**Records that describe figures:**
============================================================
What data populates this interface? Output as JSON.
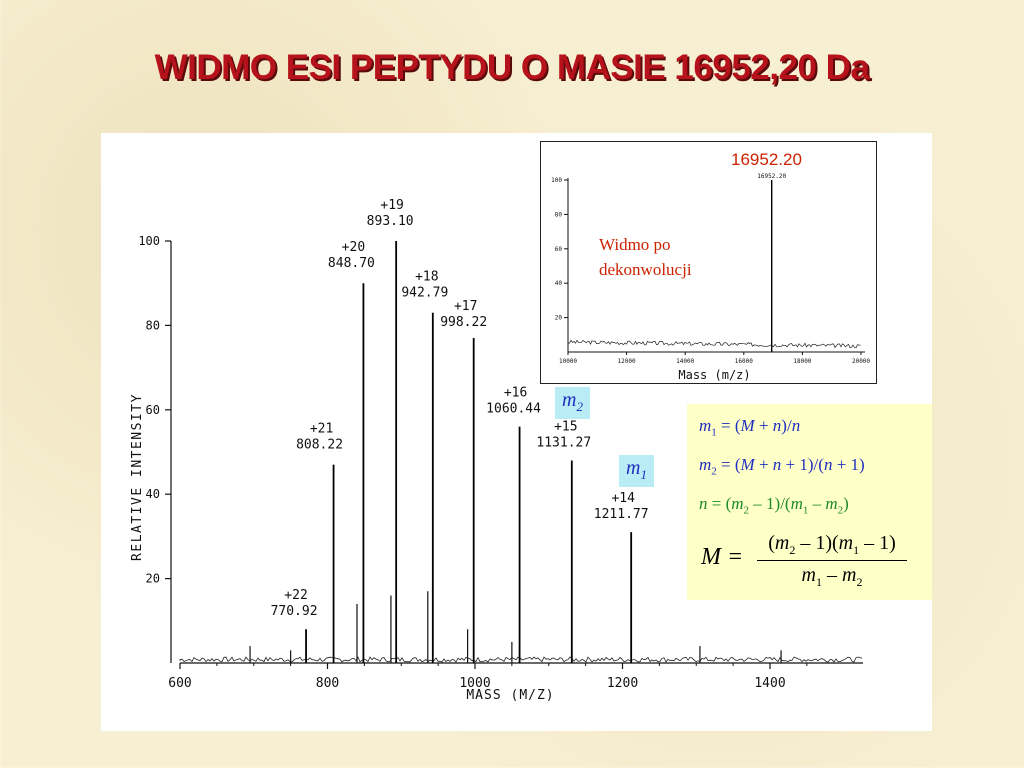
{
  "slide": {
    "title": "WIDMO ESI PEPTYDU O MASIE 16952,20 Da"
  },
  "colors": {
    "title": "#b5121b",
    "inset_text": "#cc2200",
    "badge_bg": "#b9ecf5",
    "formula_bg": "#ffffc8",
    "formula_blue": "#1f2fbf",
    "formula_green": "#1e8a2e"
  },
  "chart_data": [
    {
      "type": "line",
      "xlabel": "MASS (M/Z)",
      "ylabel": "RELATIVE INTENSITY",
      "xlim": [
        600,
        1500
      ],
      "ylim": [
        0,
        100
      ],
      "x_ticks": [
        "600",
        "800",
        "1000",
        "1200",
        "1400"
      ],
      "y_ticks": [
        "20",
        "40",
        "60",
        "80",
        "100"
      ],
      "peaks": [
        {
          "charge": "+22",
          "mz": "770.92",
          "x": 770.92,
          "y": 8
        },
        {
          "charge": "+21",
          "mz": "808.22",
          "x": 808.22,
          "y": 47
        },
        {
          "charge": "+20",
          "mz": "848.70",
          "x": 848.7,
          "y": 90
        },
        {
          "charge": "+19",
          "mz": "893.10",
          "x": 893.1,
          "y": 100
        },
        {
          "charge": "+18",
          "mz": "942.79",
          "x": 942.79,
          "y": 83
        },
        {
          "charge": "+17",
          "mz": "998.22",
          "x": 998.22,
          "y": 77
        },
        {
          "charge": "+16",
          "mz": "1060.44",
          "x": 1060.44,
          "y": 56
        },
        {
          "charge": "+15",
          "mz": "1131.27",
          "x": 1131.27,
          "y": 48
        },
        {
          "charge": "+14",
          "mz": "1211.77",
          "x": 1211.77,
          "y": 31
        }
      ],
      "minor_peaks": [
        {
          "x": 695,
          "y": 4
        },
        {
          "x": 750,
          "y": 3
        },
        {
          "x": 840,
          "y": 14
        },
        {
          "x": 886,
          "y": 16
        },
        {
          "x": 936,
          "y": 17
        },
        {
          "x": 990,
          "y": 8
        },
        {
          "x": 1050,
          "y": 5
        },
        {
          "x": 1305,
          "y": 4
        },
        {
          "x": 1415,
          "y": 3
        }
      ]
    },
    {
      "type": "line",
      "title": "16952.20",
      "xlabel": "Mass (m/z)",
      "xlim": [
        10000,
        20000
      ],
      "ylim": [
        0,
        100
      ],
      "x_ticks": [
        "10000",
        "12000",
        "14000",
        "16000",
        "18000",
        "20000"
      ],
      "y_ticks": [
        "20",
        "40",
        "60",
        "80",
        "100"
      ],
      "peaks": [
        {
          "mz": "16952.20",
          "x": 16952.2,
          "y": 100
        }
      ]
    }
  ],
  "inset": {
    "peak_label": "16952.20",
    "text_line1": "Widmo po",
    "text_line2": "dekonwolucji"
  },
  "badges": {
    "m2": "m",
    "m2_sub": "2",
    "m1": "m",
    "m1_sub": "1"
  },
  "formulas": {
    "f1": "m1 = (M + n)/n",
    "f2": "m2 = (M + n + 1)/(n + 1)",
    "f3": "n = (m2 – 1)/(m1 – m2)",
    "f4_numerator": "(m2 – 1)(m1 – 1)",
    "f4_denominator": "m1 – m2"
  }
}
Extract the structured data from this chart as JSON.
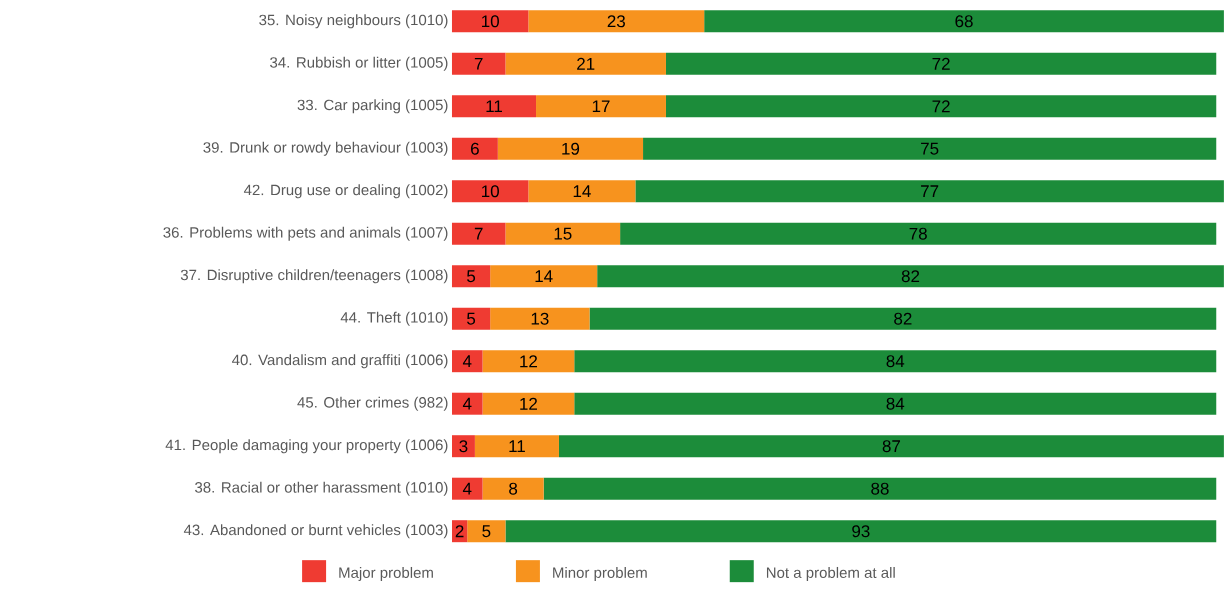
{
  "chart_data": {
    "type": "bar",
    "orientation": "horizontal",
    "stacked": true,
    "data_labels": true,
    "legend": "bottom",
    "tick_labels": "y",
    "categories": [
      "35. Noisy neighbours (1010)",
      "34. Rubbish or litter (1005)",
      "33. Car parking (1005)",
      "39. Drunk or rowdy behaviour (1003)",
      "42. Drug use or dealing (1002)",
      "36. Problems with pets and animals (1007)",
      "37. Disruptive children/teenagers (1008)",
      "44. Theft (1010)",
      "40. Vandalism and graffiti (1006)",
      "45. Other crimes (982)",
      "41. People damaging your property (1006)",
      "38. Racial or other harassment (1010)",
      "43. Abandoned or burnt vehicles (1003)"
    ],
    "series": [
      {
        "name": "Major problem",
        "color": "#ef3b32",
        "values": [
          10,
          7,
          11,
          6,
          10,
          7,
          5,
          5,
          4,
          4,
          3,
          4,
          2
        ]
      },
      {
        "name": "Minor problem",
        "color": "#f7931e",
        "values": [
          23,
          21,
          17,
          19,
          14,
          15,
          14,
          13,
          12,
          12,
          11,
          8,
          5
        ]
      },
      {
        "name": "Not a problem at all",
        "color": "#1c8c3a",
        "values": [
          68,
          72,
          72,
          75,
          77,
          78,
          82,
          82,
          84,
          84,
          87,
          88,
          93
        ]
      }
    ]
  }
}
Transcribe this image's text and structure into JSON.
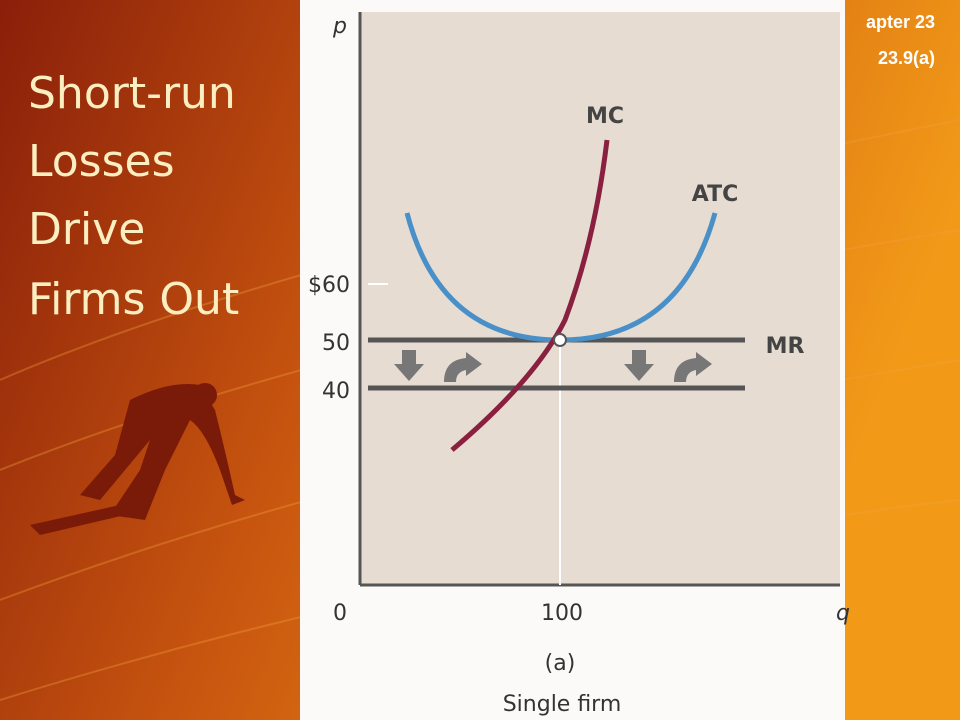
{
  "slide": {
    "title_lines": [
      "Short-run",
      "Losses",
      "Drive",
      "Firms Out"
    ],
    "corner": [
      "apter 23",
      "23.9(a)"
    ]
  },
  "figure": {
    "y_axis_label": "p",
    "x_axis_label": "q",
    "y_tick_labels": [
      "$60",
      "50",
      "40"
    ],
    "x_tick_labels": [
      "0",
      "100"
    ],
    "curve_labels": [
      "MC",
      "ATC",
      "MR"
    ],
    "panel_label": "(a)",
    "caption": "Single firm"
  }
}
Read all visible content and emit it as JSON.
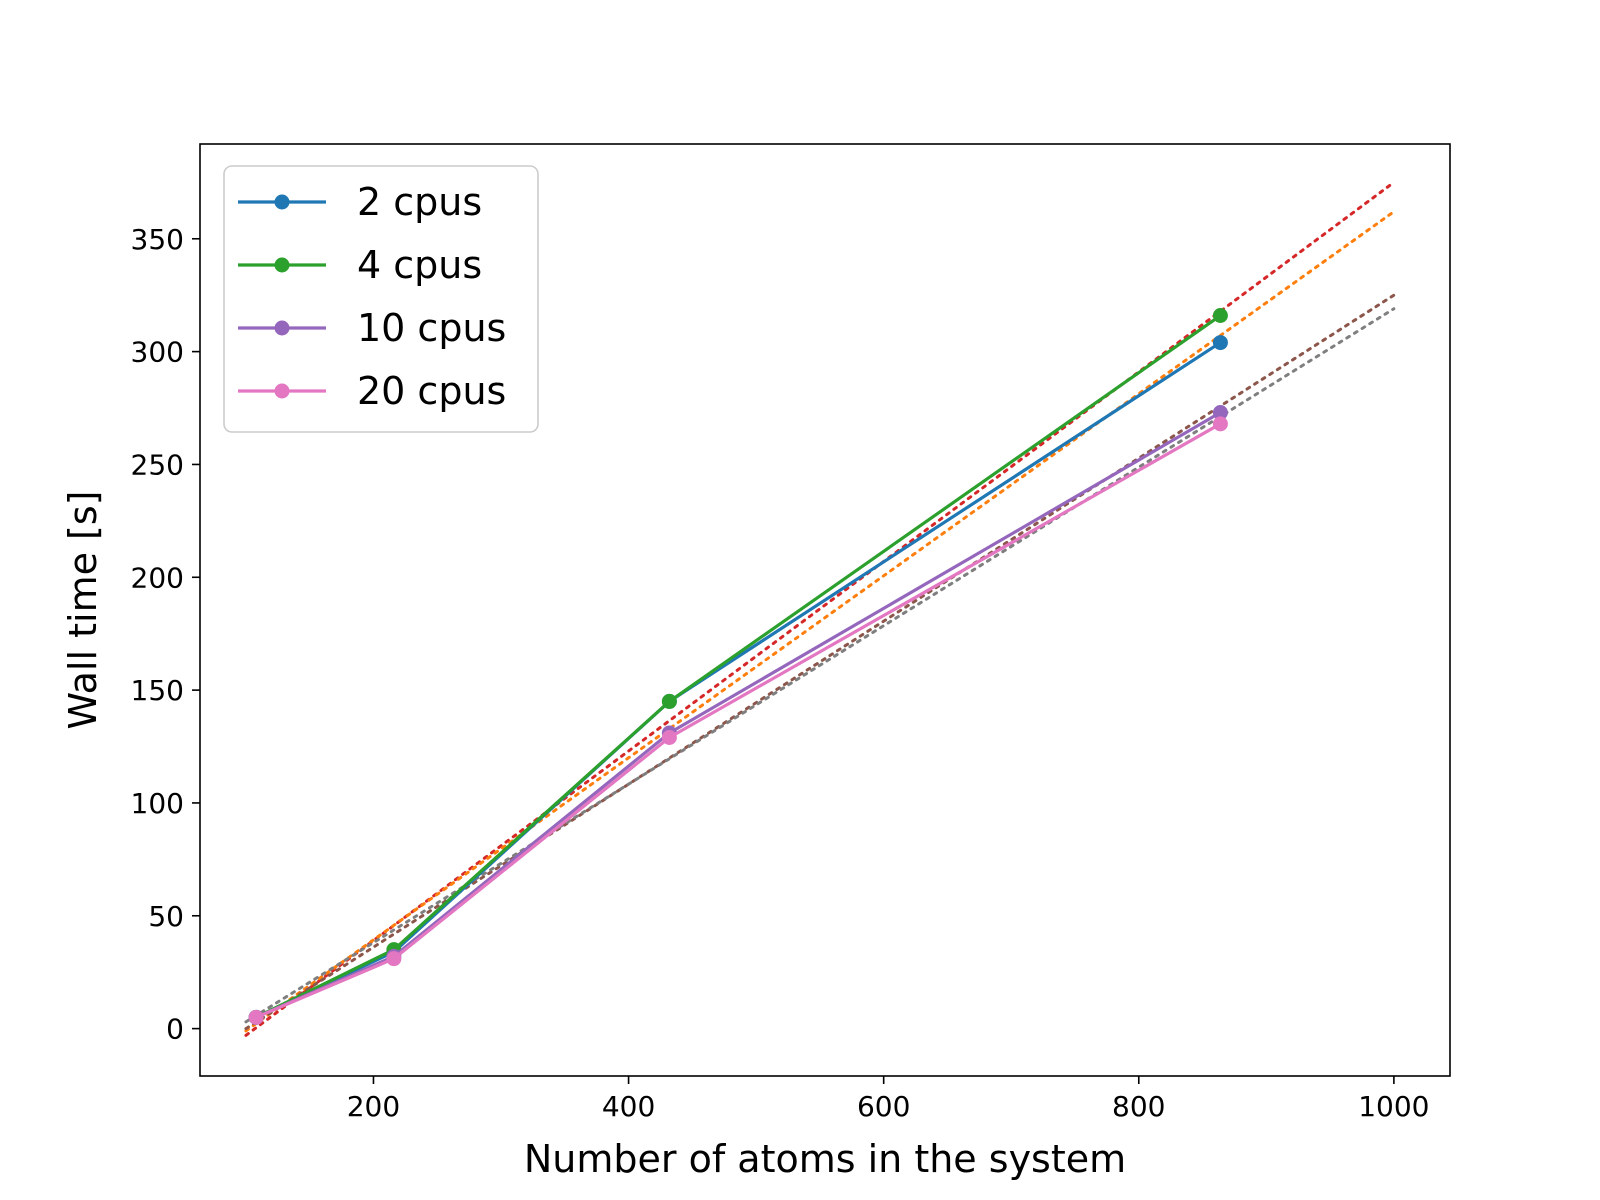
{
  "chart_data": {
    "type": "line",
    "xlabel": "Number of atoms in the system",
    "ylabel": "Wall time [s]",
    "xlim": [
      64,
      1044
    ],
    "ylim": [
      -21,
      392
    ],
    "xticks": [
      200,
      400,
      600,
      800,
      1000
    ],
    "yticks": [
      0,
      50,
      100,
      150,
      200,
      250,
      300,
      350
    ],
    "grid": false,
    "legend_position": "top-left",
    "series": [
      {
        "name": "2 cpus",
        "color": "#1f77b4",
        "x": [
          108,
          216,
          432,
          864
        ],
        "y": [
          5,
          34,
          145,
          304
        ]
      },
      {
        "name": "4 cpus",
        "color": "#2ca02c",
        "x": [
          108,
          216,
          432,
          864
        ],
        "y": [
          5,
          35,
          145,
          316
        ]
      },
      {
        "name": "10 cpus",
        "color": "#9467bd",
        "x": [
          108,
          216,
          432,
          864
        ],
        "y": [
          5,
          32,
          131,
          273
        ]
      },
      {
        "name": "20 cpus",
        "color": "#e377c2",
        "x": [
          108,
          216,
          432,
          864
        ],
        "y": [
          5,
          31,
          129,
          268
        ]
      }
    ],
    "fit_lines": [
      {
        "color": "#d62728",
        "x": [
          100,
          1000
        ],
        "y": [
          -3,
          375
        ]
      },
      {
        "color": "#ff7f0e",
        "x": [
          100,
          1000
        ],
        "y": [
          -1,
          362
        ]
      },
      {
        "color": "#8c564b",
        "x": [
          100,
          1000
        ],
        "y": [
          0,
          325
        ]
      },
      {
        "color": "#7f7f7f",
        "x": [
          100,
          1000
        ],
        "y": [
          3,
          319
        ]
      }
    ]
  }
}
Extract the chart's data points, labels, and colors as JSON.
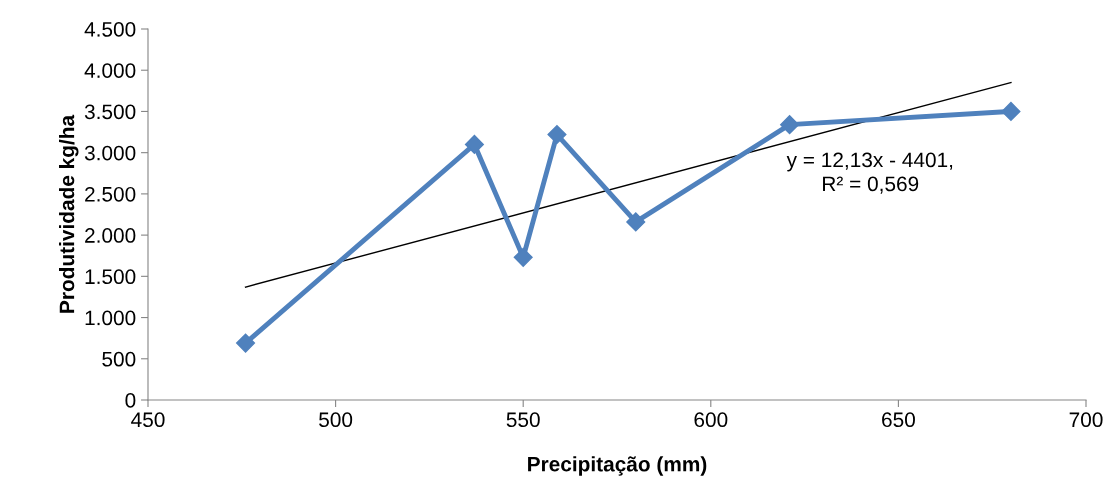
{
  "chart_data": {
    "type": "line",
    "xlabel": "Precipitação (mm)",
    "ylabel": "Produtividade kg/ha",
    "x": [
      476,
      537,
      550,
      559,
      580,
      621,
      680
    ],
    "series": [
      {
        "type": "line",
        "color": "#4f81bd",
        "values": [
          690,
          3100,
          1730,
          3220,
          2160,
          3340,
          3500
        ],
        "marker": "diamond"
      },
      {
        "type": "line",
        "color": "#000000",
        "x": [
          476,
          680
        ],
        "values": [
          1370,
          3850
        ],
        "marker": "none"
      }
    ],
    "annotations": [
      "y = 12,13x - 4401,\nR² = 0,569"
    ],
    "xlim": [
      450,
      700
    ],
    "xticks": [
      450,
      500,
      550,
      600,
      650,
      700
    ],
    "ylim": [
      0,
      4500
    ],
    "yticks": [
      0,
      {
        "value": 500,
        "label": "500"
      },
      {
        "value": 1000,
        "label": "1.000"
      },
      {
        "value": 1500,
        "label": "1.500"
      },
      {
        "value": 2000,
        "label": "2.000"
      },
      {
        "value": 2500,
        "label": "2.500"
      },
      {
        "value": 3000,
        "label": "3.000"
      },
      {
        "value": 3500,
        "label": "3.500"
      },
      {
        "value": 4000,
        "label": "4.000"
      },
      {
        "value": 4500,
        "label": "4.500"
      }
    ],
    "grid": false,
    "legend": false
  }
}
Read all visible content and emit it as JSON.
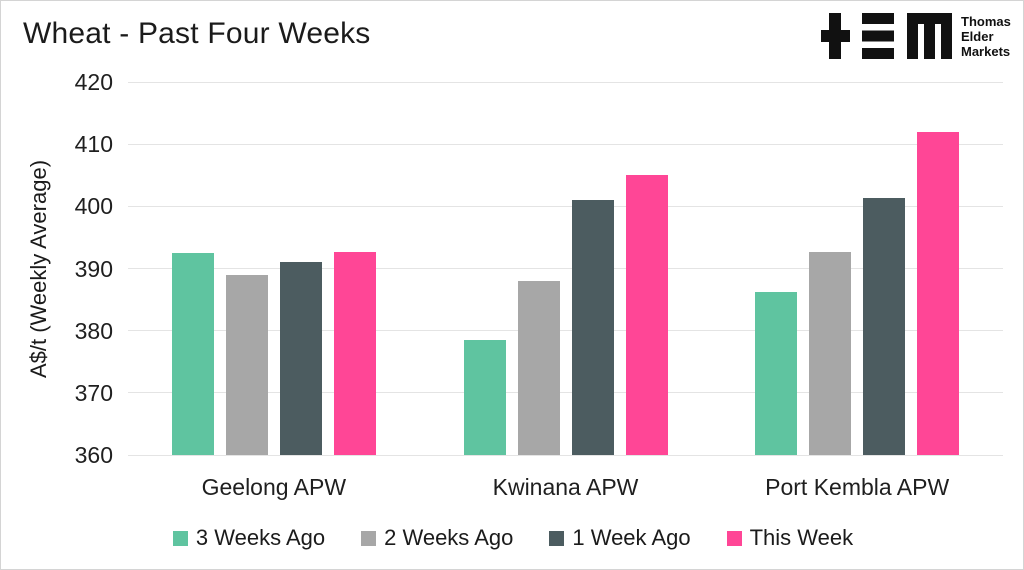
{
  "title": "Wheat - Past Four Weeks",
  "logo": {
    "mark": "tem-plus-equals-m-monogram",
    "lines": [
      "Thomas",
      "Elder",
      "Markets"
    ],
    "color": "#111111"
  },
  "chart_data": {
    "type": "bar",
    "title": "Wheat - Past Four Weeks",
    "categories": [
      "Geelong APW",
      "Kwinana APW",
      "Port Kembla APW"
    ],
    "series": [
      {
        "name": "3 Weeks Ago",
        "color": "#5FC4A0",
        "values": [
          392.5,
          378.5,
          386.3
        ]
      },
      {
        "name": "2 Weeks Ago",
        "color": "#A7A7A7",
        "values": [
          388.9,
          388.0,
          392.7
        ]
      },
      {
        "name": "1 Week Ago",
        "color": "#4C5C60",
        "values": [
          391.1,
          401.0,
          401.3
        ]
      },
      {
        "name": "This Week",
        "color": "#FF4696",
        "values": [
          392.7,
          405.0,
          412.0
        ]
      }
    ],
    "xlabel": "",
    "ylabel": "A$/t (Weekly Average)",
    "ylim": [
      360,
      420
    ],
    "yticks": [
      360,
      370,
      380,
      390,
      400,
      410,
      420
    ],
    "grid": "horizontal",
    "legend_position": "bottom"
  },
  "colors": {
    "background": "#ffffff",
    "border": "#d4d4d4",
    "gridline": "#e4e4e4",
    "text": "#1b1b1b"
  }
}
============================================================
**WRITTEN TASK:** In the entries above, find each line with the word "name" and show it.

**EXERCISE OUTPUT:**
        "name": "Major problem",
        "name": "Minor problem",
        "name": "Not a problem at all",
        "name": "2 cpus",
        "name": "4 cpus",
        "name": "10 cpus",
        "name": "20 cpus",
        "name": "3 Weeks Ago",
        "name": "2 Weeks Ago",
        "name": "1 Week Ago",
        "name": "This Week",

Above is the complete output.